During this time and since, Pierce points out, the schools joined the campaign of re-shaping white attitudes. The curriculum kept students from understanding the rationale for segregation. Segregation was linked to mindless hatred and oppression. History was de-Europeanized and infused with the real and imaginary accomplishments of non-whites. The churches also got into the act of decrying racism and promoting a multiracial society. White politicians pandered to minority interests and lectured their own people about how they must share their lives with minorities and to give them anything they wanted. The schools, churches, and politicians promoted the idea that anyone opposed to an integrated society was evil and irrational, that is to say, a racist. The only thing that operated against this wave of cultural re-shaping of whites, says Pierce, is the actual physical presence of blacks so that people could experience for themselves the glaring contradictions between the theory of racial equality and the reality of racial differences.

Pierce notes that race has become such a hot-button issue that it is very difficult to discuss it rationally at the present time. He says talking about race today must be how it was for Presbyterians to talk about sex a century ago. He says he gets letters and messages from white people who say he ought to be killed for advocating separation of the races and opposing miscegenation.

As difficult as it is to do, however, whites must think and talk about race rationally and honestly. They must not be embarrassed about it and feel guilty about it. They must be willing to entertain the idea that wanting to live and work among their own people is a natural, healthy feeling they were born with. Nature gave whites that impulse so that they could evolve as a race. Living among their own allows them to develop special characteristics and abilities that set them apart from every other race. Living with their own is essential to their survival as a race. What is irrational and destructive is the very thing that is being pushed upon them—a multiracial, culturally conglomerate society and way of life.

- _Records shown_
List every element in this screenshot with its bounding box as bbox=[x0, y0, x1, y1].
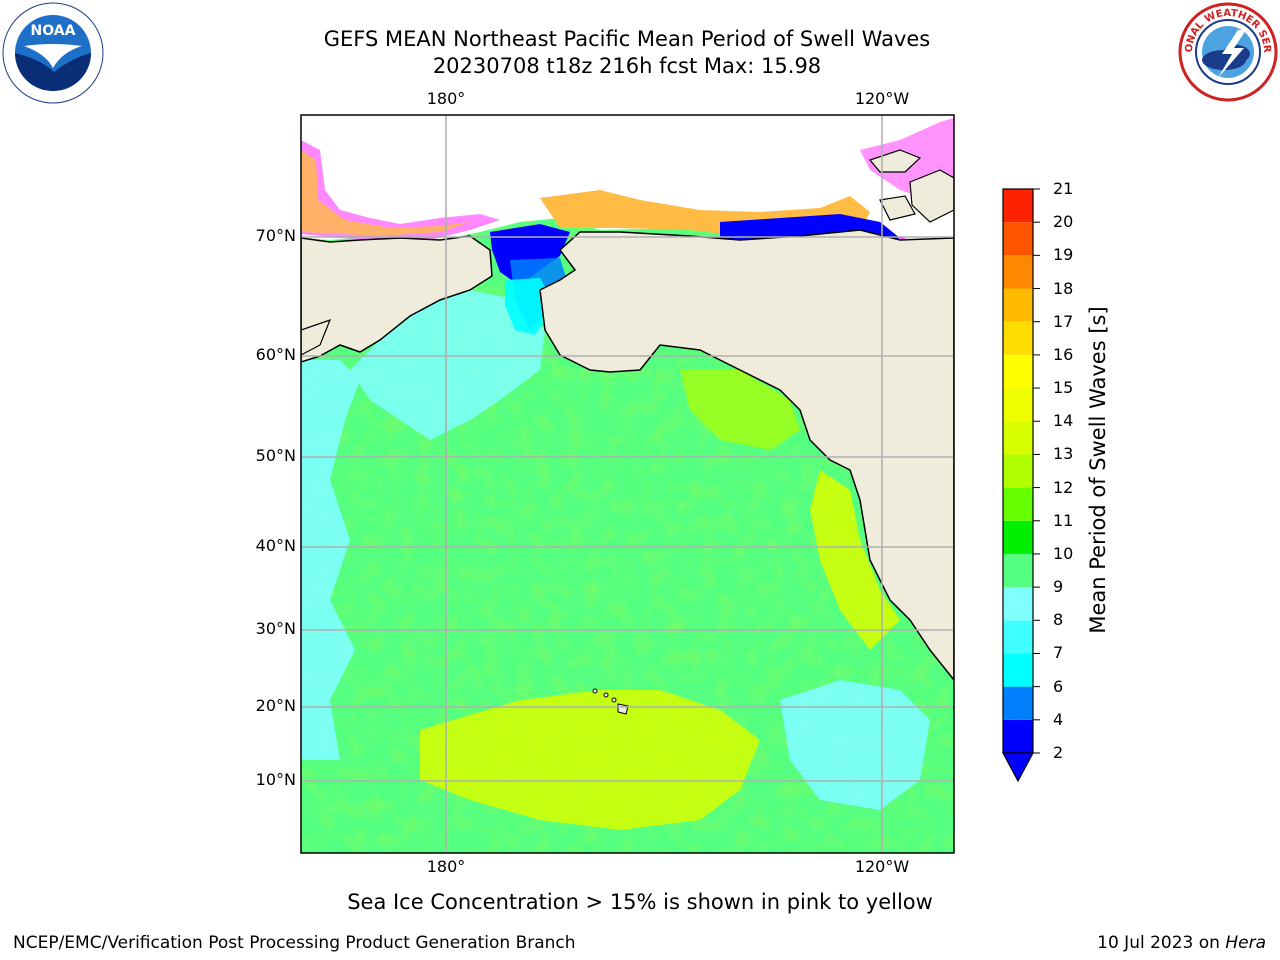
colorbar-swatch bbox=[1003, 686, 1033, 720]
colorbar-label: 17 bbox=[1053, 311, 1074, 331]
yellow-tropical-region bbox=[420, 690, 760, 830]
sea-ice-west-edge bbox=[301, 150, 470, 236]
graticule bbox=[301, 115, 954, 853]
colorbar-label: 6 bbox=[1053, 676, 1064, 696]
cyan-west-region bbox=[301, 360, 360, 760]
colorbar-swatch bbox=[1003, 288, 1033, 322]
lat-label-70n: 70°N bbox=[255, 226, 296, 245]
machine-name: Hera bbox=[1225, 933, 1266, 953]
colorbar-label: 18 bbox=[1053, 278, 1074, 298]
lon-label-top-180: 180° bbox=[426, 89, 466, 108]
colorbar-label: 2 bbox=[1053, 743, 1064, 762]
lat-label-40n: 40°N bbox=[255, 536, 296, 555]
arctic-nodata bbox=[301, 115, 954, 240]
colorbar-label: 19 bbox=[1053, 245, 1074, 265]
colorbar-label: 7 bbox=[1053, 643, 1064, 663]
lon-label-bottom-120w: 120°W bbox=[854, 857, 910, 876]
colorbar-label: 4 bbox=[1053, 709, 1064, 729]
cyan-east-region bbox=[780, 680, 930, 810]
noaa-logo: NOAA bbox=[2, 2, 104, 104]
colorbar-swatch bbox=[1003, 653, 1033, 687]
land-arctic-island-2 bbox=[909, 169, 954, 223]
colorbar-swatch bbox=[1003, 255, 1033, 289]
colorbar-swatch bbox=[1003, 321, 1033, 355]
land-siberia bbox=[301, 235, 493, 363]
sea-ice-west bbox=[301, 140, 500, 240]
colorbar-swatch bbox=[1003, 454, 1033, 488]
yellow-coast-region bbox=[810, 470, 900, 650]
lon-label-top-120w: 120°W bbox=[854, 89, 910, 108]
map-subtitle: 20230708 t18z 216h fcst Max: 15.98 bbox=[432, 54, 822, 78]
colorbar-swatch bbox=[1003, 719, 1033, 753]
credit-text: NCEP/EMC/Verification Post Processing Pr… bbox=[13, 933, 576, 953]
land-arctic-island-3 bbox=[879, 195, 916, 221]
land-alaska bbox=[539, 229, 954, 682]
colorbar-label: 13 bbox=[1053, 444, 1074, 464]
colorbar-label: 9 bbox=[1053, 577, 1064, 597]
map-title: GEFS MEAN Northeast Pacific Mean Period … bbox=[323, 27, 931, 51]
land-kamchatka bbox=[301, 319, 332, 356]
colorbar-swatch bbox=[1003, 354, 1033, 389]
colorbar-swatch bbox=[1003, 587, 1033, 621]
colorbar-swatch bbox=[1003, 487, 1033, 521]
colorbar-title: Mean Period of Swell Waves [s] bbox=[1086, 306, 1110, 634]
yellow-gulf-region bbox=[680, 370, 800, 450]
date-text: 10 Jul 2023 on Hera bbox=[1097, 933, 1266, 953]
colorbar-label: 10 bbox=[1053, 543, 1074, 563]
nws-logo: NATIONAL WEATHER SERVICE bbox=[1178, 2, 1278, 102]
cyan-bering-region bbox=[350, 290, 545, 440]
colorbar-swatch bbox=[1003, 520, 1033, 554]
lat-label-10n: 10°N bbox=[255, 770, 296, 789]
colorbar-extend-triangle bbox=[1001, 752, 1035, 783]
colorbar-swatch bbox=[1003, 421, 1033, 455]
lat-label-60n: 60°N bbox=[255, 345, 296, 364]
map-frame bbox=[300, 114, 955, 854]
sea-ice-note: Sea Ice Concentration > 15% is shown in … bbox=[347, 890, 933, 914]
lat-label-20n: 20°N bbox=[255, 696, 296, 715]
colorbar-label: 8 bbox=[1053, 610, 1064, 630]
lon-label-bottom-180: 180° bbox=[426, 857, 466, 876]
colorbar-label: 12 bbox=[1053, 477, 1074, 497]
colorbar-swatch bbox=[1003, 553, 1033, 588]
colorbar-label: 15 bbox=[1053, 378, 1074, 398]
colorbar-label: 20 bbox=[1053, 212, 1074, 232]
colorbar-label: 16 bbox=[1053, 344, 1074, 364]
colorbar-label: 21 bbox=[1053, 179, 1074, 198]
colorbar-swatch bbox=[1003, 388, 1033, 422]
colorbar-swatch bbox=[1003, 222, 1033, 256]
blue-chukchi bbox=[490, 224, 570, 286]
date-value: 10 Jul 2023 on bbox=[1097, 933, 1226, 953]
lat-label-30n: 30°N bbox=[255, 619, 296, 638]
colorbar-label: 11 bbox=[1053, 510, 1074, 530]
colorbar-swatch bbox=[1003, 189, 1033, 223]
svg-text:NOAA: NOAA bbox=[31, 23, 76, 39]
colorbar-frame bbox=[1002, 188, 1034, 754]
lat-label-50n: 50°N bbox=[255, 446, 296, 465]
colorbar-swatch bbox=[1003, 620, 1033, 654]
colorbar-label: 14 bbox=[1053, 411, 1074, 431]
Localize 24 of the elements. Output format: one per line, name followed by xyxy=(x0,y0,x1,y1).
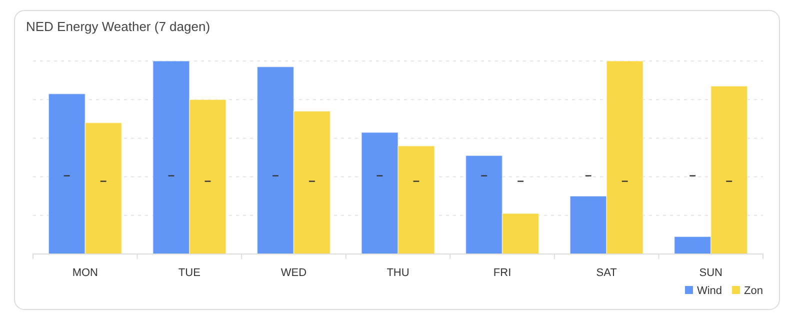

- _Given request 1_
Answer these questions from the Pierce passage:
(a) What did the schools do to history?
(b) To whom does Pierce compare people talking about race today?
- _Given request 2_
In the listing, update the lines from the one with "colorbar-swatch bbox=[1003, 686, 1033, 720]" up to and including the one with "colorbar-swatch bbox=[1003, 255, 1033, 289]", replacing "colorbar-label" with "legend-label" and leaving everything else unchanged. Return only those lines.
The listing has no connection to the Pierce passage.

- _Written reply 1_
(a) History was de-Europeanized and infused with the real and imaginary accomplishments of non-whites.
(b) To Presbyterians talking about sex a century ago.

- _Written reply 2_
colorbar-swatch bbox=[1003, 686, 1033, 720]
legend-label: 17 bbox=[1053, 311, 1074, 331]
yellow-tropical-region bbox=[420, 690, 760, 830]
sea-ice-west-edge bbox=[301, 150, 470, 236]
graticule bbox=[301, 115, 954, 853]
legend-label: 6 bbox=[1053, 676, 1064, 696]
cyan-west-region bbox=[301, 360, 360, 760]
colorbar-swatch bbox=[1003, 288, 1033, 322]
lat-label-70n: 70°N bbox=[255, 226, 296, 245]
machine-name: Hera bbox=[1225, 933, 1266, 953]
legend-label: 18 bbox=[1053, 278, 1074, 298]
lon-label-top-180: 180° bbox=[426, 89, 466, 108]
legend-label: 2 bbox=[1053, 743, 1064, 762]
lat-label-40n: 40°N bbox=[255, 536, 296, 555]
arctic-nodata bbox=[301, 115, 954, 240]
legend-label: 19 bbox=[1053, 245, 1074, 265]
legend-label: 7 bbox=[1053, 643, 1064, 663]
lon-label-bottom-120w: 120°W bbox=[854, 857, 910, 876]
legend-label: 4 bbox=[1053, 709, 1064, 729]
cyan-east-region bbox=[780, 680, 930, 810]
noaa-logo: NOAA bbox=[2, 2, 104, 104]
colorbar-swatch bbox=[1003, 653, 1033, 687]
land-arctic-island-2 bbox=[909, 169, 954, 223]
colorbar-swatch bbox=[1003, 255, 1033, 289]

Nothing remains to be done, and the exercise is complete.